EXCERPT TO READ

▼

Again, I appreciate the article, but am compelled to respond because I definitely have denied, and remain convinced that I must deny, the teaching “that repentance precedes forgiveness.” May God use all of our discussions for the establishment of His truth among us to the end “that we henceforth be no more children, tossed to and fro, and carried about with every wind of doctrine, by the sleight of men, and cunning craftiness, whereby they lie in wait to deceive; But speaking the truth in love, may grow up into him in all things, which is the head, even Christ:” (Eph. 4:14, 15).

Sincerely in Christ,

Sara Doezema 

 


 

 

REPLY

Introduction

I appreciate this letter. It gives an opportunity to address on the pages of Sword and Shield the matter of the order of salvation—in Latin, the ordo salutis.

The order of salvation may be defined as the order in which the Holy Ghost applies to the elect the benefits of salvation merited by Christ the mediator and ordained for them by God the Father.

The order of salvation has always been the subject of debate, not only among the Reformed but also among the Reformed and the Lutherans and others. I think that much of the debate is useless wrangling about words or an attempt to justify one’s own pet ideas about salvation or to introduce false doctrine in the churches. It is especially the last point that bears repeating at this time. At the present time in the Protestant Reformed Churches, the idea of the order of salvation is being corrupted in the interest of justifying false doctrine in the churches.

I am not willing to throw out the order of salvation yet, but if it keeps producing the kind of worthless and ultimately deceptive and misleading theological debate that it has, then I do not need to talk about an order anymore. I can explain the truth of salvation without speaking of an order, and I have always regarded the order of salvation as more of a theological convenience than a theological necessity. The order of salvation is a useful theological construction to explain the various benefits of the covenant of grace and of union with Christ. But the order is not the be-all and the end-all of theology or soteriology.

Besides, Reformed theologians have made a hobby of coming up with different orders. And off the top of my head, I can come up with four or five different orders of salvation that I can defend for one reason or another and depending on how finely I want to parse the various works of salvation. The order could be faith, regeneration, calling, faith, conversion, justification, sanctification, and glorification. Or the order could be regeneration, calling, faith, justification, conversion, sanctification, and glorification. Or the order could be calling, faith, regeneration, calling, faith, conversion, justification, and glorification. You get the picture.

Since the concept of the order of salvation belongs to Reformed theology and has a long history in Reformed theology, we must understand the order and talk about it.

 

Arguing the Same Way

About the letter in general, I do not agree with the logic of Sara’s letter and with her conclusions, in the main. She uses undefined terms or defines terms for her own purposes. For instance, she uses the language “essential relationship.” She ends up with the following order of salvation: regeneration, calling, faith, justification, and conversion; although I do not fault her for that, and in some ways I find that order appealing.

Almost every theologian who has ever touched the order of salvation has added to it, taken away from it, or rearranged it as he sees fit.

In the end I find that the letter proceeds from the same mistaken view of the order of salvation that it ostensibly seeks to combat. This view is that the order is about time and what happens in time and in man’s experience and that the main thing with the order of salvation is the order.

Sara betrays that this is her understanding of the order when she says, “Such an essential relationship demands a certain temporal relationship because one’s experience in time cannot be different than reality.”

▲

MATERIAL

▼

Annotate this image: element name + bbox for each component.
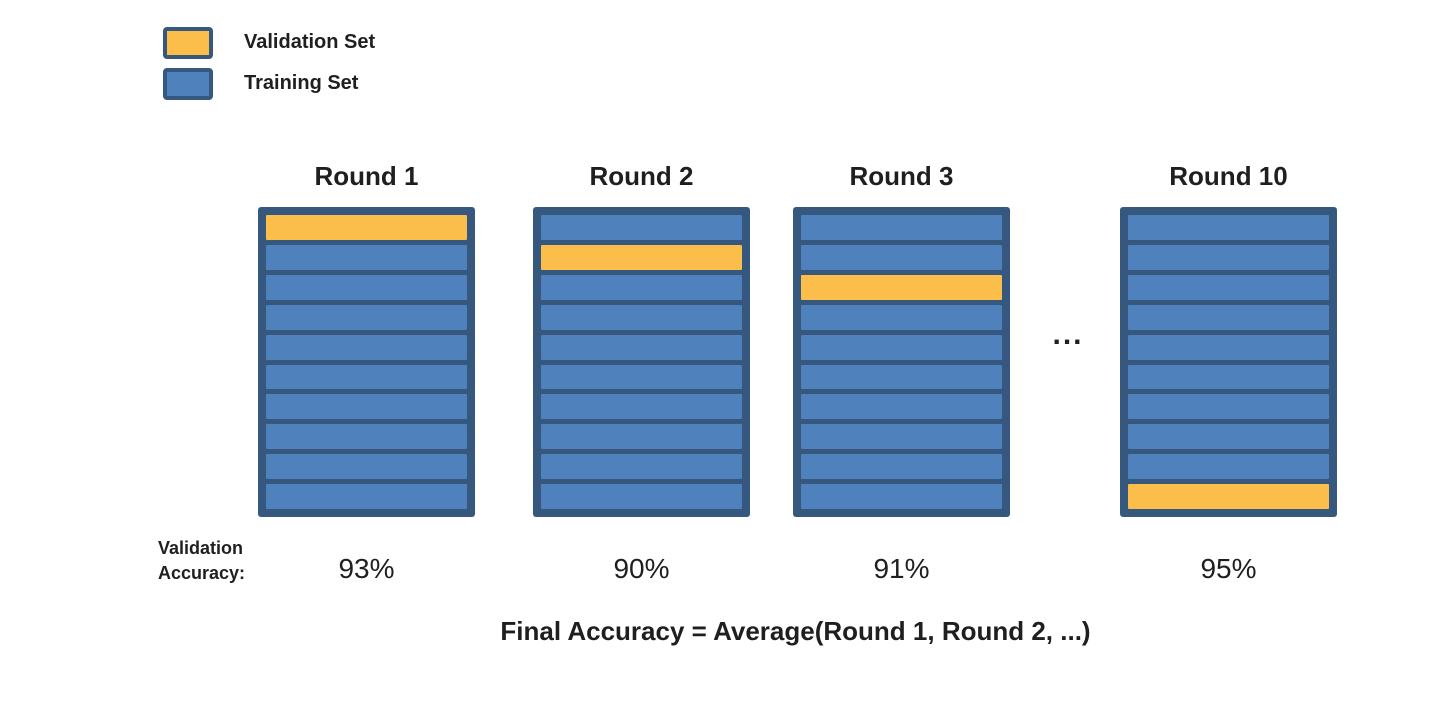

▲

REQUIREMENTS
Continue the reply about the order of salvation, starting right after its last sentence.

REPLY
I do not know exactly what she means, but what she makes clear is that the essential relationship of the order of salvation demands a certain temporal relationship. With that I disagree. As proof I cite the logical relationship between the order of God’s decrees and the temporal unfolding of the decrees. The order of the decrees is Christ, predestination, the fall, and creation; but the temporal order of the unfolding of those decrees is the very opposite. So I disagree with Sara’s point that “an essential relationship” demands “a certain temporal relationship.”

She also says, “I readily grant that the actual time lapse between forgiveness and repentance is next to 0, which is why we understand the order of salvation to be a logical rather than a temporal order.” Her concern is time. The time is next to zero or basically simultaneous. Thus she says that is the reason we call the order logical. But we do not call the order of salvation logical because the time among the elements is virtually zero. For instance, that we are regenerated a split second before we are converted; or, in her example, that we are justified a split second before we repent.

We call the order logical because there is no time in the order at all. It is not a temporal order at all. So I will agree with Sara in her proposed order, but then I will say that the order itself is not the point of the order of salvation either. Sara is concerned that we experience forgiveness before we repent or that we know our justification before we repent. I leave it to God what experience he will give man and in what order.

God held the Philippian jailor—he is a common theme these days—over hell, and the man in desperation cried out, “What must I do to be saved?” I do not find Sara’s order of salvation in that story, and neither do I think the correct order in which the jailor experienced things is or ought to be the main point of scripture in that passage.

Reverend Koole used considerations about the order—first regeneration, then calling, then repentance, then faith—to justify his Arminian explanation of that passage and his calling Reverend Hoeksema’s exegesis of the passage nonsense. The whole Protestant Reformed denomination is awash in the view that the order of salvation is about time, and that understanding of the order is being used to bring in false doctrine and to call the gospel nonsense.

The Lord gives to this one and to that one their own experiences.

Luther was troubled with terrible guilt for many years, so that Luther said that he even loathed the thought of God until Romans 1:17—“Therein is the righteousness of God revealed from faith to faith: as it is written, The just shall live by faith”—was opened up to him, and the blessed gospel of justification shown its light into his darkened soul. I do not find the letter’s order of salvation there either.

It appears to me that Sara argues the same way as those whom she opposes. The view of the order of salvation that she seeks to combat is that there are God-wrought activities (or experiences) of man that precede blessings of God. The order that she proposes in replacement is simply a reorganization of the order in a way that she supposes eliminates activities (or experiences) of man that precede works of God. In short, she proposes an arrangement in which she supposes that experiences line up with the theology of the order.

But the principle both of the order that she rejects and the order that she proposes is the same. The principle is that the order is mainly about man—his experience and his activities—and about explaining man’s experience in a theologically correct manner by an appeal to or by the creation of a correct order of salvation.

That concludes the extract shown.